-- START OF Data listing --

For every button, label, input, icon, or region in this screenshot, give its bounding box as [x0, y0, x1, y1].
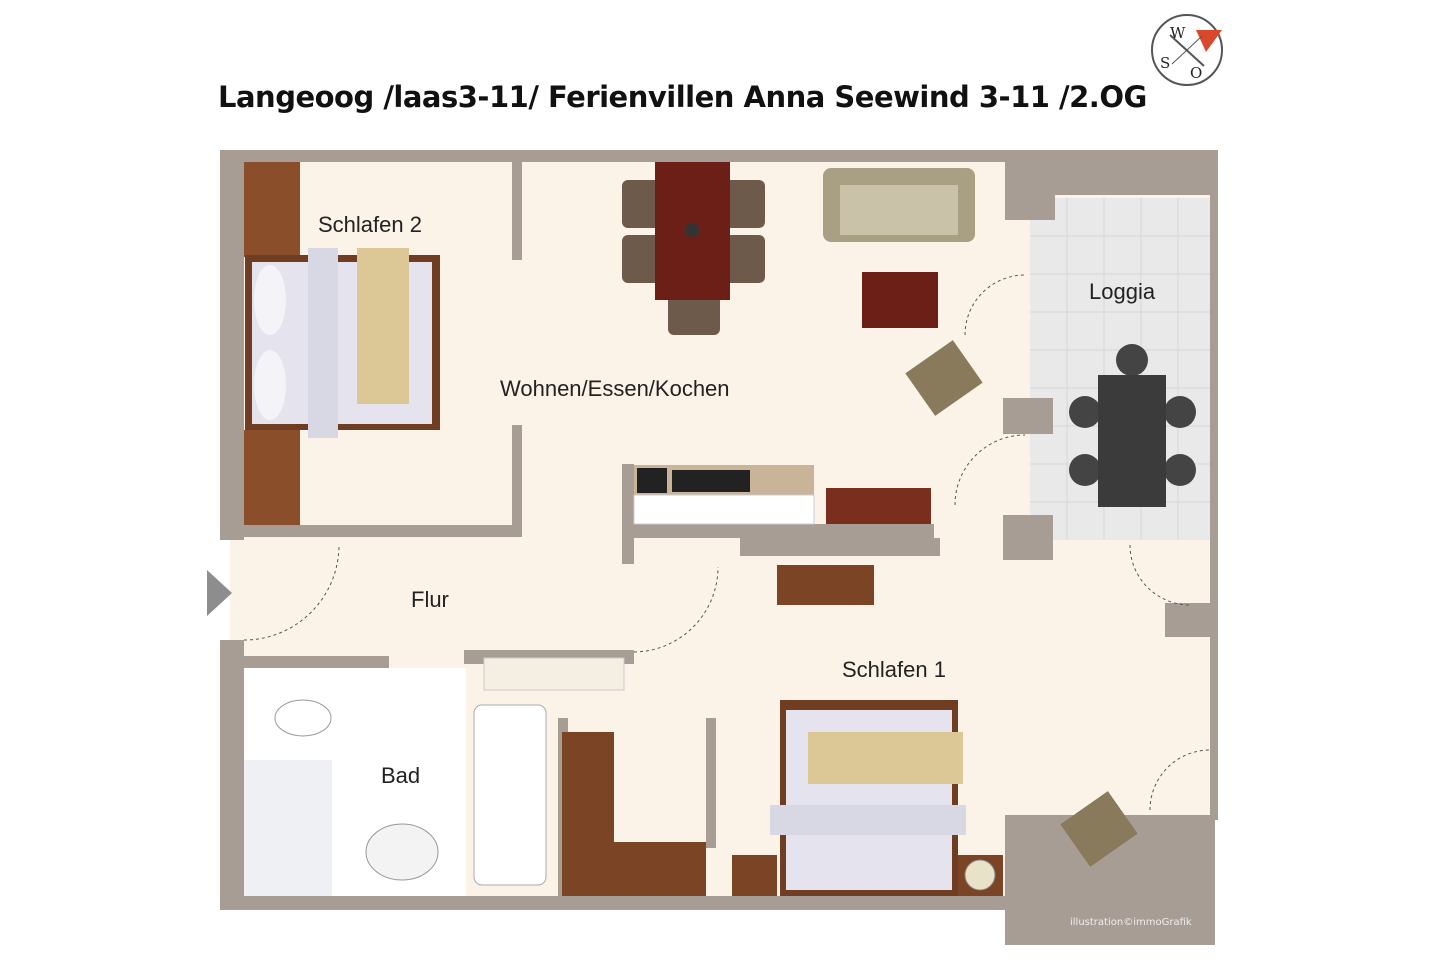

-- END OF Data listing --
-- START OF Data listing --

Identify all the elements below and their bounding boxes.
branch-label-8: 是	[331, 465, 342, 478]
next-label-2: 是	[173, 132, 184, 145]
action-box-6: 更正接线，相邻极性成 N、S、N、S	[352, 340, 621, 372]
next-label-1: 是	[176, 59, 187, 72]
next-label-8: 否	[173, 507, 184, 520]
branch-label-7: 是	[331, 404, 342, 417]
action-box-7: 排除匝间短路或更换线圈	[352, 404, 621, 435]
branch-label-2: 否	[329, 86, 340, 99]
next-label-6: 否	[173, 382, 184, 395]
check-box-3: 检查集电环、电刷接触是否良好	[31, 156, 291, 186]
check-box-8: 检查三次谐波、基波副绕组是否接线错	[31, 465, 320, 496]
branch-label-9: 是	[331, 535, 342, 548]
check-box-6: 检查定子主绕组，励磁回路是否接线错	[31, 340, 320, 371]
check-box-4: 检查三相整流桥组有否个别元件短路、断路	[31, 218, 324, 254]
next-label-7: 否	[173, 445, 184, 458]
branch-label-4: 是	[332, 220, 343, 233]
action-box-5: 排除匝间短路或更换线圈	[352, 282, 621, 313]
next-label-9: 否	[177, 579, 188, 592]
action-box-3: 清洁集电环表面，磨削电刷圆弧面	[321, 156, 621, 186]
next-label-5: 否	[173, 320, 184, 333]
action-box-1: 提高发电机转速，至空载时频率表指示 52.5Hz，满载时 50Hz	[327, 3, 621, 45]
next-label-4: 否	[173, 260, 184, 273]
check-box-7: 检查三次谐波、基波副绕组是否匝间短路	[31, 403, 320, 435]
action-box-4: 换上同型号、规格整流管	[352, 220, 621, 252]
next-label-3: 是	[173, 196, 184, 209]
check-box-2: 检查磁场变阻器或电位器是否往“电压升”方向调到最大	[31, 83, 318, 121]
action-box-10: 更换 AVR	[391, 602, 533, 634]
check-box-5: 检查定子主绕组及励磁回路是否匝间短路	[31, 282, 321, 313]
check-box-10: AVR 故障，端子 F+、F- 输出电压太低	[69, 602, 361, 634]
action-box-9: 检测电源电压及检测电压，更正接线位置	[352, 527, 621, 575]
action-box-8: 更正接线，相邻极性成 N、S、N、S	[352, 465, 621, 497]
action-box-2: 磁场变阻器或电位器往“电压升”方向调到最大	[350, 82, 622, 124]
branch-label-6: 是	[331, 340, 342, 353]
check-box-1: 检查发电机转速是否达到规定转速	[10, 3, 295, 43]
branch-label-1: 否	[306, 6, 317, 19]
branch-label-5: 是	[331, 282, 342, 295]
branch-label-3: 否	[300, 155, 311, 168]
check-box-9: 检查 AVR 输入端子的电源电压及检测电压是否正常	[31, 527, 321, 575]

-- END OF Data listing --

» Exercise prompt:
Please edit the records from the line containing "Identify all the" through the line containing "579, 188, 592]", replacing "集电环" with "滑环" and leaving everything else the same. Return only those lines.

» Written solution:
Identify all the elements below and their bounding boxes.
branch-label-8: 是	[331, 465, 342, 478]
next-label-2: 是	[173, 132, 184, 145]
action-box-6: 更正接线，相邻极性成 N、S、N、S	[352, 340, 621, 372]
next-label-1: 是	[176, 59, 187, 72]
next-label-8: 否	[173, 507, 184, 520]
branch-label-7: 是	[331, 404, 342, 417]
action-box-7: 排除匝间短路或更换线圈	[352, 404, 621, 435]
branch-label-2: 否	[329, 86, 340, 99]
next-label-6: 否	[173, 382, 184, 395]
check-box-3: 检查滑环、电刷接触是否良好	[31, 156, 291, 186]
check-box-8: 检查三次谐波、基波副绕组是否接线错	[31, 465, 320, 496]
branch-label-9: 是	[331, 535, 342, 548]
check-box-6: 检查定子主绕组，励磁回路是否接线错	[31, 340, 320, 371]
check-box-4: 检查三相整流桥组有否个别元件短路、断路	[31, 218, 324, 254]
next-label-7: 否	[173, 445, 184, 458]
branch-label-4: 是	[332, 220, 343, 233]
action-box-5: 排除匝间短路或更换线圈	[352, 282, 621, 313]
next-label-9: 否	[177, 579, 188, 592]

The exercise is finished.